#### What the task asks:
Filter the entries and keep only the lines where the string "inputs" appears.

— Start Available records —

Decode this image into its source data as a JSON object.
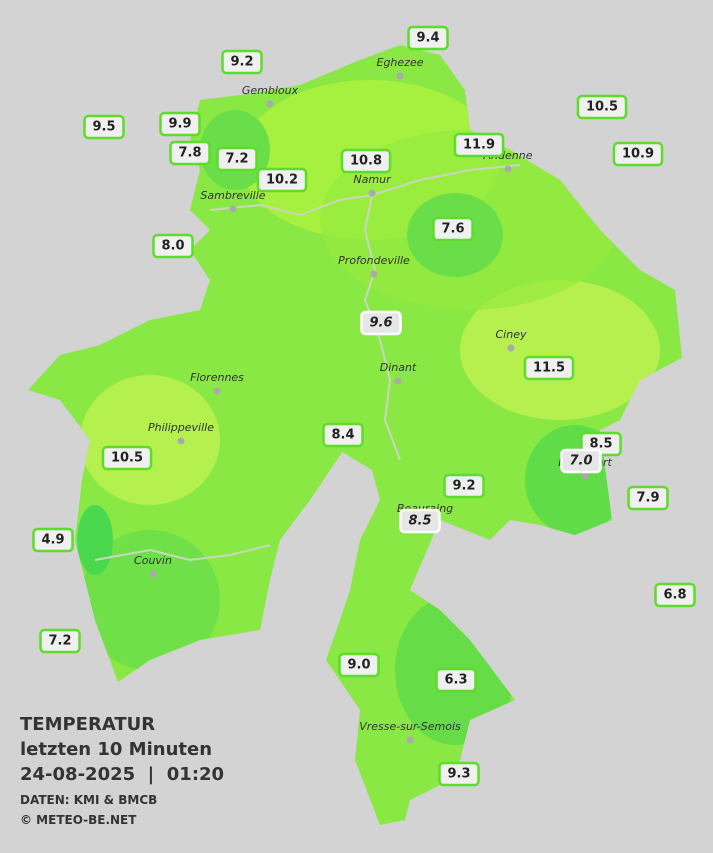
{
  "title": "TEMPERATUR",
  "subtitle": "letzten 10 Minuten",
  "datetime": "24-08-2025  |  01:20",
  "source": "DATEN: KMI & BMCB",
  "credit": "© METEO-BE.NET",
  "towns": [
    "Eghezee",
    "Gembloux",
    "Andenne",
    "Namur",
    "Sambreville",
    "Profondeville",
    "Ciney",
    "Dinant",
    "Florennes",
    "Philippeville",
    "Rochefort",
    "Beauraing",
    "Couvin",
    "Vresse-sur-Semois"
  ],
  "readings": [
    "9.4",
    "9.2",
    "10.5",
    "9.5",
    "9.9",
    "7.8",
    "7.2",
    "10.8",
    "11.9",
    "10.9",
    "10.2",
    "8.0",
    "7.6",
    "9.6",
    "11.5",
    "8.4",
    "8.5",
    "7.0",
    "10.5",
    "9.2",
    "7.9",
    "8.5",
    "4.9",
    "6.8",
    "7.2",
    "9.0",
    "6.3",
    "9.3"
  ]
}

— End Available records —
— Start Available records —

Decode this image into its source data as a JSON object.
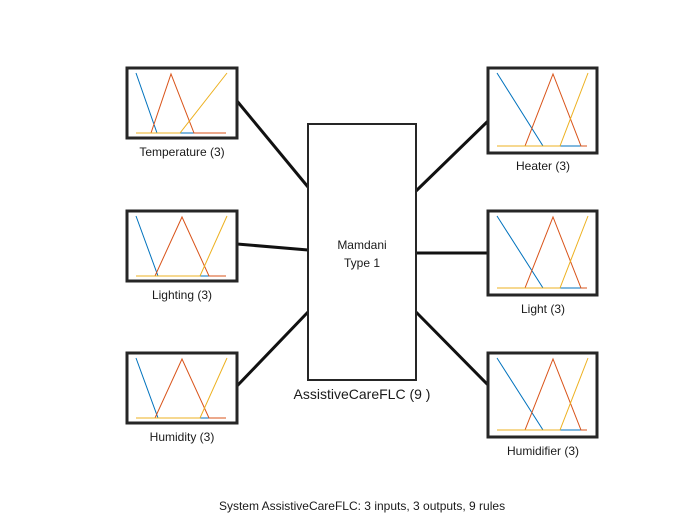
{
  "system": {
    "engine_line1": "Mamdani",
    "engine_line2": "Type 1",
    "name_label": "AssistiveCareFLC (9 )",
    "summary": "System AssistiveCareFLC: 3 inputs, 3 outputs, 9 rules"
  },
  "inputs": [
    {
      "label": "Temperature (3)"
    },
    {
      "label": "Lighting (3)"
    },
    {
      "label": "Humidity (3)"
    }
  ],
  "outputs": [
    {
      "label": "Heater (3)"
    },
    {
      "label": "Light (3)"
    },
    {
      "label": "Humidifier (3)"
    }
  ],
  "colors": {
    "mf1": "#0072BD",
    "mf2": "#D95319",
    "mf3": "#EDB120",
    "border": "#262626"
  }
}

— End Available records —

#### Solution to the exercise:
    "summary": "System AssistiveCareFLC: 3 inputs, 3 outputs, 9 rules"
  "inputs": [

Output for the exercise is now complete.